### WORK INSTRUCTIONS
Your task is to copy every line of this material exactly.

(Saved entries)
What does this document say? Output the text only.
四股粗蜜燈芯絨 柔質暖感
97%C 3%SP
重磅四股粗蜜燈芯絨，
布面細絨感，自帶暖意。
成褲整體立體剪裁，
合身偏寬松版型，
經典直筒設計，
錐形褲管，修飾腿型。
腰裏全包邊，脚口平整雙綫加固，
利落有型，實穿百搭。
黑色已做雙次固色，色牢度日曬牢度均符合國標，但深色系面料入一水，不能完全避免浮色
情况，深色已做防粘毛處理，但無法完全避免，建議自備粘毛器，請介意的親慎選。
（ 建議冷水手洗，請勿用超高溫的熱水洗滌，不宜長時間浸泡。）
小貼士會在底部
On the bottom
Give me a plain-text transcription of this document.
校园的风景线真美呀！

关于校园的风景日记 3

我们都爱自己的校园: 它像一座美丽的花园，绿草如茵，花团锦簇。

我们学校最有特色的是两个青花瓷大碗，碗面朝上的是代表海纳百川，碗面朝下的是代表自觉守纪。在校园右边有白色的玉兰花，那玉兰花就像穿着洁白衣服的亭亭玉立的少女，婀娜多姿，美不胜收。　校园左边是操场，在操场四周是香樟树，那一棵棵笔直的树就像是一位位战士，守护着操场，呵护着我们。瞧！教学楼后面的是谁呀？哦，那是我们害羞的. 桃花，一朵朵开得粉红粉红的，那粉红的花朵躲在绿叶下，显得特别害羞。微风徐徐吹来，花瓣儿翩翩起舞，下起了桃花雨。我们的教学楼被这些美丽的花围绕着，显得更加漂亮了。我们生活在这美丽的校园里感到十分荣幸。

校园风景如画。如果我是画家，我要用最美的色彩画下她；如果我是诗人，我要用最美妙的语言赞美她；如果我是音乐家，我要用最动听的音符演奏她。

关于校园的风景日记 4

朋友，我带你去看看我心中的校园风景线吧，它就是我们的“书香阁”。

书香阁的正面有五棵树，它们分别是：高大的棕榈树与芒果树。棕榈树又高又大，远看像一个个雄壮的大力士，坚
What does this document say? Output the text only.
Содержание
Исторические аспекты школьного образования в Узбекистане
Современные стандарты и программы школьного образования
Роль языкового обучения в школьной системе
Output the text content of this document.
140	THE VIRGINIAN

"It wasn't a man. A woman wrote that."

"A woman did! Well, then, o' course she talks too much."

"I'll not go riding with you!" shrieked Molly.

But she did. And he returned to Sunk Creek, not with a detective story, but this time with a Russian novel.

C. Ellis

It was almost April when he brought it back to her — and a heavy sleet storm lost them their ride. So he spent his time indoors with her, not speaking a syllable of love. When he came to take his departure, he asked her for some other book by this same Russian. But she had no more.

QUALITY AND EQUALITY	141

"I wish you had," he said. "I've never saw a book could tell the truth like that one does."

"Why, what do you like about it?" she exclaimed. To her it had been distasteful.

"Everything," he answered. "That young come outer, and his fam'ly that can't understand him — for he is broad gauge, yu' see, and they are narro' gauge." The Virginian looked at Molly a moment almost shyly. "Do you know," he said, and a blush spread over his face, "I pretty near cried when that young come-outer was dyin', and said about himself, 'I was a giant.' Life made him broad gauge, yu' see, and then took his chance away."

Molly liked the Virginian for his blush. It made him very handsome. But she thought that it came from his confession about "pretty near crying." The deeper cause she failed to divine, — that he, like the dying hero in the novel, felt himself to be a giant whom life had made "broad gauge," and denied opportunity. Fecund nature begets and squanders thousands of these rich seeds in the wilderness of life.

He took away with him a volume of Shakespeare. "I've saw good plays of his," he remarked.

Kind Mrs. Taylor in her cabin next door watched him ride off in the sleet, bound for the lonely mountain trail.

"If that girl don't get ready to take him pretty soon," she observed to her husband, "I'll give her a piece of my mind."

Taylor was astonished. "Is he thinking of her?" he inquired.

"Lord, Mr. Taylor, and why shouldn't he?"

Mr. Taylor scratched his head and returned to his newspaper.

### THE RESPONSE
What does this document say? Output the text only.
四股粗蜜燈芯絨 柔質暖感
97%C 3%SP
重磅四股粗蜜燈芯絨，
布面細絨感，自帶暖意。
成褲整體立體剪裁，
合身偏寬松版型，
經典直筒設計，
錐形褲管，修飾腿型。
腰裏全包邊，脚口平整雙綫加固，
利落有型，實穿百搭。
黑色已做雙次固色，色牢度日曬牢度均符合國標，但深色系面料入一水，不能完全避免浮色
情况，深色已做防粘毛處理，但無法完全避免，建議自備粘毛器，請介意的親慎選。
（ 建議冷水手洗，請勿用超高溫的熱水洗滌，不宜長時間浸泡。）
小貼士會在底部
On the bottom
Give me a plain-text transcription of this document.
校园的风景线真美呀！

关于校园的风景日记 3

我们都爱自己的校园: 它像一座美丽的花园，绿草如茵，花团锦簇。

我们学校最有特色的是两个青花瓷大碗，碗面朝上的是代表海纳百川，碗面朝下的是代表自觉守纪。在校园右边有白色的玉兰花，那玉兰花就像穿着洁白衣服的亭亭玉立的少女，婀娜多姿，美不胜收。　校园左边是操场，在操场四周是香樟树，那一棵棵笔直的树就像是一位位战士，守护着操场，呵护着我们。瞧！教学楼后面的是谁呀？哦，那是我们害羞的. 桃花，一朵朵开得粉红粉红的，那粉红的花朵躲在绿叶下，显得特别害羞。微风徐徐吹来，花瓣儿翩翩起舞，下起了桃花雨。我们的教学楼被这些美丽的花围绕着，显得更加漂亮了。我们生活在这美丽的校园里感到十分荣幸。

校园风景如画。如果我是画家，我要用最美的色彩画下她；如果我是诗人，我要用最美妙的语言赞美她；如果我是音乐家，我要用最动听的音符演奏她。

关于校园的风景日记 4

朋友，我带你去看看我心中的校园风景线吧，它就是我们的“书香阁”。

书香阁的正面有五棵树，它们分别是：高大的棕榈树与芒果树。棕榈树又高又大，远看像一个个雄壮的大力士，坚
What does this document say? Output the text only.
Содержание
Исторические аспекты школьного образования в Узбекистане
Современные стандарты и программы школьного образования
Роль языкового обучения в школьной системе
Output the text content of this document.
140	THE VIRGINIAN

"It wasn't a man. A woman wrote that."

"A woman did! Well, then, o' course she talks too much."

"I'll not go riding with you!" shrieked Molly.

But she did. And he returned to Sunk Creek, not with a detective story, but this time with a Russian novel.

C. Ellis

It was almost April when he brought it back to her — and a heavy sleet storm lost them their ride. So he spent his time indoors with her, not speaking a syllable of love. When he came to take his departure, he asked her for some other book by this same Russian. But she had no more.

QUALITY AND EQUALITY	141

"I wish you had," he said. "I've never saw a book could tell the truth like that one does."

"Why, what do you like about it?" she exclaimed. To her it had been distasteful.

"Everything," he answered. "That young come outer, and his fam'ly that can't understand him — for he is broad gauge, yu' see, and they are narro' gauge." The Virginian looked at Molly a moment almost shyly. "Do you know," he said, and a blush spread over his face, "I pretty near cried when that young come-outer was dyin', and said about himself, 'I was a giant.' Life made him broad gauge, yu' see, and then took his chance away."

Molly liked the Virginian for his blush. It made him very handsome. But she thought that it came from his confession about "pretty near crying." The deeper cause she failed to divine, — that he, like the dying hero in the novel, felt himself to be a giant whom life had made "broad gauge," and denied opportunity. Fecund nature begets and squanders thousands of these rich seeds in the wilderness of life.

He took away with him a volume of Shakespeare. "I've saw good plays of his," he remarked.

Kind Mrs. Taylor in her cabin next door watched him ride off in the sleet, bound for the lonely mountain trail.

"If that girl don't get ready to take him pretty soon," she observed to her husband, "I'll give her a piece of my mind."

Taylor was astonished. "Is he thinking of her?" he inquired.

"Lord, Mr. Taylor, and why shouldn't he?"

Mr. Taylor scratched his head and returned to his newspaper.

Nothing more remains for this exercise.